* Collected data entries *
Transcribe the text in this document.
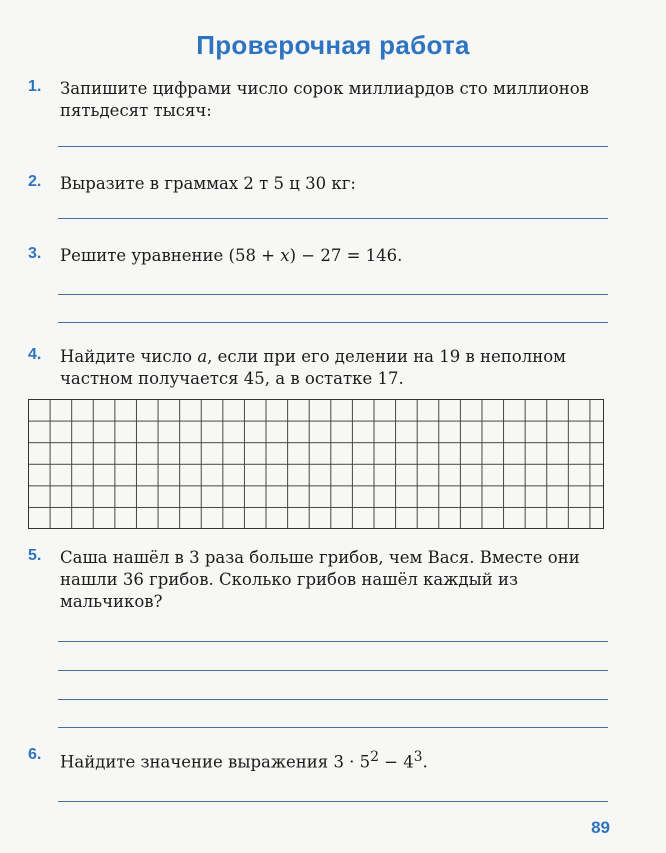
Проверочная работа
1. Запишите цифрами число сорок миллиардов сто миллионов пятьдесят тысяч:
2. Выразите в граммах 2 т 5 ц 30 кг:
3. Решите уравнение (58 + x) − 27 = 146.
4. Найдите число a, если при его делении на 19 в неполном частном получается 45, а в остатке 17.
5. Саша нашёл в 3 раза больше грибов, чем Вася. Вместе они нашли 36 грибов. Сколько грибов нашёл каждый из мальчиков?
6. Найдите значение выражения $3 \cdot 5^2 - 4^3$.
89
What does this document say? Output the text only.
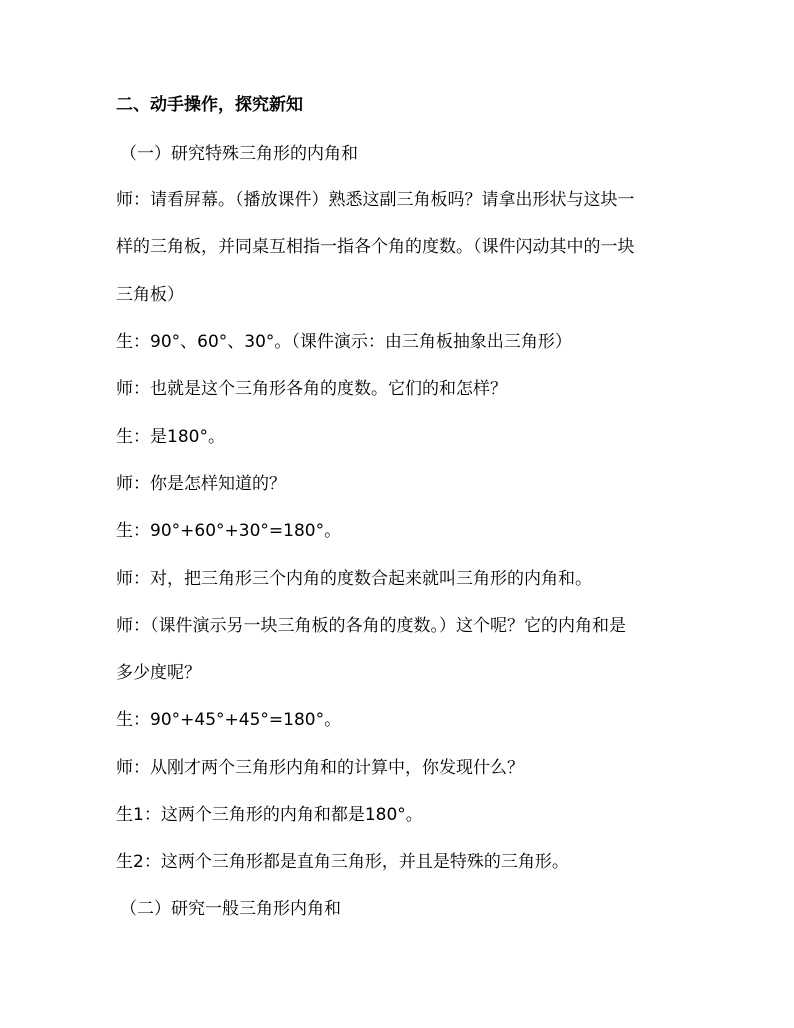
二、动手操作，探究新知
（一）研究特殊三角形的内角和
师：请看屏幕。（播放课件）熟悉这副三角板吗？请拿出形状与这块一
样的三角板，并同桌互相指一指各个角的度数。（课件闪动其中的一块
三角板）
生：90°、60°、30°。（课件演示：由三角板抽象出三角形）
师：也就是这个三角形各角的度数。它们的和怎样？
生：是180°。
师：你是怎样知道的？
生：90°+60°+30°=180°。
师：对，把三角形三个内角的度数合起来就叫三角形的内角和。
师：（课件演示另一块三角板的各角的度数。）这个呢？它的内角和是
多少度呢？
生：90°+45°+45°=180°。
师：从刚才两个三角形内角和的计算中，你发现什么？
生1：这两个三角形的内角和都是180°。
生2：这两个三角形都是直角三角形，并且是特殊的三角形。
（二）研究一般三角形内角和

* TASK REQUIREMENTS *
Quote verbatim every line starting at the line that contains "What does this" and ending with the last line of the records; omit all pictures.

* THE SOLUTION *
What does this document say? Output the text only.
二、动手操作，探究新知
（一）研究特殊三角形的内角和
师：请看屏幕。（播放课件）熟悉这副三角板吗？请拿出形状与这块一
样的三角板，并同桌互相指一指各个角的度数。（课件闪动其中的一块
三角板）
生：90°、60°、30°。（课件演示：由三角板抽象出三角形）
师：也就是这个三角形各角的度数。它们的和怎样？
生：是180°。
师：你是怎样知道的？
生：90°+60°+30°=180°。
师：对，把三角形三个内角的度数合起来就叫三角形的内角和。
师：（课件演示另一块三角板的各角的度数。）这个呢？它的内角和是
多少度呢？
生：90°+45°+45°=180°。
师：从刚才两个三角形内角和的计算中，你发现什么？
生1：这两个三角形的内角和都是180°。
生2：这两个三角形都是直角三角形，并且是特殊的三角形。
（二）研究一般三角形内角和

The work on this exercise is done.